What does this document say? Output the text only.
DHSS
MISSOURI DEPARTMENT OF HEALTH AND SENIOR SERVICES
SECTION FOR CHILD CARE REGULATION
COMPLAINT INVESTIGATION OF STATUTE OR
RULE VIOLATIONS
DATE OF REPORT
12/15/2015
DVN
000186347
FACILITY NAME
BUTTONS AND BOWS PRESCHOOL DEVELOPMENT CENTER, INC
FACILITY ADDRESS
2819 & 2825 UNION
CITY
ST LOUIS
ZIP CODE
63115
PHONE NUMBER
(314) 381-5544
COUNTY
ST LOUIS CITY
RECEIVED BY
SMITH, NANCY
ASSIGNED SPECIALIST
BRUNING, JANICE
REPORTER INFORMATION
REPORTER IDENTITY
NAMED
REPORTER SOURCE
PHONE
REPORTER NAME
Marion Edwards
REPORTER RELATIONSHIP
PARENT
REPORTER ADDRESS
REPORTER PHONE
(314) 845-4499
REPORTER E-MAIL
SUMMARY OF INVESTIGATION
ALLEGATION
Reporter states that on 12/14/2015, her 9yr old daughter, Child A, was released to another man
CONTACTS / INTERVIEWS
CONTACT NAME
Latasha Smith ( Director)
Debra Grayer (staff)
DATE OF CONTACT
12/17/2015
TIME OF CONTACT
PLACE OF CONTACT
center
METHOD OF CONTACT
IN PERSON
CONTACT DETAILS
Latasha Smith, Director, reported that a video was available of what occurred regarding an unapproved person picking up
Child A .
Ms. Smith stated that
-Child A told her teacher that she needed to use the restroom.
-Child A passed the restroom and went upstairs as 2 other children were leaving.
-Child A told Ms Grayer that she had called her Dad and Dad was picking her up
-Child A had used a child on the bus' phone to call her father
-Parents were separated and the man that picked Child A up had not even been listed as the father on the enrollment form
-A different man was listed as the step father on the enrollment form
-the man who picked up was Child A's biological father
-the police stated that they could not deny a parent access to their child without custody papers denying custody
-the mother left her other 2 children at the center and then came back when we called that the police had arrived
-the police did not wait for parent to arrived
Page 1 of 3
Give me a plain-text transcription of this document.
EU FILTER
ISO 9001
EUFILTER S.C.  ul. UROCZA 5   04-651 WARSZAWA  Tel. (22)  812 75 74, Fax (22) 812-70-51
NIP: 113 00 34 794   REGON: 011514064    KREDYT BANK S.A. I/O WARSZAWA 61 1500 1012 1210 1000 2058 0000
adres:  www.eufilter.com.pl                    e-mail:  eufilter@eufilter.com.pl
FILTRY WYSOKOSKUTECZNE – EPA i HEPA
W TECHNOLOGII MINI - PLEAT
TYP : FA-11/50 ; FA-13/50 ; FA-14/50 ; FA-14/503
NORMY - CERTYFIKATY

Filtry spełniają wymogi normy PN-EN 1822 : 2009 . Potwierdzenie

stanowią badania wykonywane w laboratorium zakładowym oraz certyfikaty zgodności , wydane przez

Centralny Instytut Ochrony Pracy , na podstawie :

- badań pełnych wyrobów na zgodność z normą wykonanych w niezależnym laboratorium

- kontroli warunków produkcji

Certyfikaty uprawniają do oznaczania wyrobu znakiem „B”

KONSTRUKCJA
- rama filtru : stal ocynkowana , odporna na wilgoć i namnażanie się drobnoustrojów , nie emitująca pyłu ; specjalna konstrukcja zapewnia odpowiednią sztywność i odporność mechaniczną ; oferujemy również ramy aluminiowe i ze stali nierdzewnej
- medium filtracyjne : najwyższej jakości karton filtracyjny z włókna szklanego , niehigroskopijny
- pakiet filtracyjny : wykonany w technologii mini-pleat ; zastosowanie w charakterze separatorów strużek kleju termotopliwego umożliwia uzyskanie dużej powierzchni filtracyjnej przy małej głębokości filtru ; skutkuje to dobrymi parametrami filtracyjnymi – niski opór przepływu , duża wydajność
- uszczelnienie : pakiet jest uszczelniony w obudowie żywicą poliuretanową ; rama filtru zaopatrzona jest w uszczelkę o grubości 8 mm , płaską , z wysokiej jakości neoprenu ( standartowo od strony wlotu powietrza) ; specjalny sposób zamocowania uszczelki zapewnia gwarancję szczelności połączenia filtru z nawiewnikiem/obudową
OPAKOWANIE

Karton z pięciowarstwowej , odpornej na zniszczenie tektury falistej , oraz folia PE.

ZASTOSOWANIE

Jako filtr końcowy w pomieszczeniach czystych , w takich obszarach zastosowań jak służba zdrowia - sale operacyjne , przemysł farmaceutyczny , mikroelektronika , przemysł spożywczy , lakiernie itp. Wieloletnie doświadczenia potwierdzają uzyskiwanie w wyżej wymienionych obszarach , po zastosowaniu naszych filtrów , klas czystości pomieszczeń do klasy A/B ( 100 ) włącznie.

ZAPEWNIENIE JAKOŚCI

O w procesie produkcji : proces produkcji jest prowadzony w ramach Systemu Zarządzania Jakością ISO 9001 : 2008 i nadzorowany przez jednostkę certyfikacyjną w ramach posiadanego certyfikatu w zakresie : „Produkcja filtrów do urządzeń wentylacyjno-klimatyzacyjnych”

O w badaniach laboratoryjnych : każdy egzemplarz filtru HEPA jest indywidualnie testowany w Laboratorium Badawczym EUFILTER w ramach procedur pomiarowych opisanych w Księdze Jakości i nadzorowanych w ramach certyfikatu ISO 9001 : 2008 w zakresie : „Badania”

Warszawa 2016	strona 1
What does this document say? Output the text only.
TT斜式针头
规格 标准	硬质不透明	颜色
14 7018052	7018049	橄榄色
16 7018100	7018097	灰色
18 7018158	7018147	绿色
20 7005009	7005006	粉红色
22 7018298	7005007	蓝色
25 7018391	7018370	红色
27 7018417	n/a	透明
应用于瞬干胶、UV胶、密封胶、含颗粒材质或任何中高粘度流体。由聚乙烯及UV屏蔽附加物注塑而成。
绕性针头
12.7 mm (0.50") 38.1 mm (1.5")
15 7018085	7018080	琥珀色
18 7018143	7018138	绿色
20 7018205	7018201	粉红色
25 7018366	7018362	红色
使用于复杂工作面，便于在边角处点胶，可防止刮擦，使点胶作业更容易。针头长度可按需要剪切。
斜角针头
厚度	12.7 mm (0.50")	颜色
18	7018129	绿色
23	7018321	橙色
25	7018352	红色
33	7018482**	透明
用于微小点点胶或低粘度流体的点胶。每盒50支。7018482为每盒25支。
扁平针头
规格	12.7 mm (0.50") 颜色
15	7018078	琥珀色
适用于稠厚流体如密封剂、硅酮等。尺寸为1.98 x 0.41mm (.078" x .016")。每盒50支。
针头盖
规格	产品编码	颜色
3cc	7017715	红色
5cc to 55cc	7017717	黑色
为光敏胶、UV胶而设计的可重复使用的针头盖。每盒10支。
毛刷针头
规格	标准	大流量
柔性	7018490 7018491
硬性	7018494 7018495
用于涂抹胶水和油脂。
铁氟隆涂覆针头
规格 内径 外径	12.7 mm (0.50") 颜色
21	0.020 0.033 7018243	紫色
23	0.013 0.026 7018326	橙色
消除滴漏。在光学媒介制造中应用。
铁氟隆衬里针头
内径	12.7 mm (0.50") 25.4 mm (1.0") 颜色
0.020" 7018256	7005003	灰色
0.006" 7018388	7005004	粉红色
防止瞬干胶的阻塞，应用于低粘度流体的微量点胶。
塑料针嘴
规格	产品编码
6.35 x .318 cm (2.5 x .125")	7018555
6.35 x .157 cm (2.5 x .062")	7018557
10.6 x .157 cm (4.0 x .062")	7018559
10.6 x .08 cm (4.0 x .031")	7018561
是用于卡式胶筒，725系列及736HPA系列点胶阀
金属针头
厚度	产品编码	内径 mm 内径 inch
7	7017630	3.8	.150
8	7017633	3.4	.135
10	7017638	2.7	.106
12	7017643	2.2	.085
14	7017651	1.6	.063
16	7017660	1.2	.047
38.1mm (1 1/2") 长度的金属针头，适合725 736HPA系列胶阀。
________________________________________
[Instruction] Read the data above and count the lines that include "produkcji". Answer only with the count.

[Written answer] 2